» **Data section**:
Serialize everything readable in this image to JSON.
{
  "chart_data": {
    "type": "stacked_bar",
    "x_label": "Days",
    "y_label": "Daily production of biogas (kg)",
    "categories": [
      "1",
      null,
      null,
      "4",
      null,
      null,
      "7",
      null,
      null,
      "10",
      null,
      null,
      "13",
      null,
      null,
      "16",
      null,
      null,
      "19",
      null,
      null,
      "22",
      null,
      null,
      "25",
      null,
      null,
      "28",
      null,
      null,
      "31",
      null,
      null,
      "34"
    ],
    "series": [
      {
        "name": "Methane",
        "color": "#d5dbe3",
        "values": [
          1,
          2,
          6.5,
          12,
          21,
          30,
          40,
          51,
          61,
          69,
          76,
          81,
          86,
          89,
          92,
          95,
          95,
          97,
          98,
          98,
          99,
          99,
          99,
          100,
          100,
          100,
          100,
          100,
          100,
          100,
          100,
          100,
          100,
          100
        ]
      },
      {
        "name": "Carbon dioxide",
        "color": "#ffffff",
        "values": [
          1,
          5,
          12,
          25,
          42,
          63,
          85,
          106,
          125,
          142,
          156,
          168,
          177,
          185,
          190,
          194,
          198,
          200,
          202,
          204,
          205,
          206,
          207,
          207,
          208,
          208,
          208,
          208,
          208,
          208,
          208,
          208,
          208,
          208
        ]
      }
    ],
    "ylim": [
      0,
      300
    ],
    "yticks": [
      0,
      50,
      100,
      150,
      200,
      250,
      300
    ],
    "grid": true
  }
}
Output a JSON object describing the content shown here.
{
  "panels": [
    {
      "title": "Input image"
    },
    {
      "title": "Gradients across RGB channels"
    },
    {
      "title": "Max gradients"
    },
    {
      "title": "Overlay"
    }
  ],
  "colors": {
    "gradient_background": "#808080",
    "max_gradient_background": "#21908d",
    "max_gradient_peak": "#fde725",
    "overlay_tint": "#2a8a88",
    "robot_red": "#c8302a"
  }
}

» **Work required**: Gather from the data above every line with the string "image".

» **Full answer**:
Serialize everything readable in this image to JSON.
      "title": "Input image"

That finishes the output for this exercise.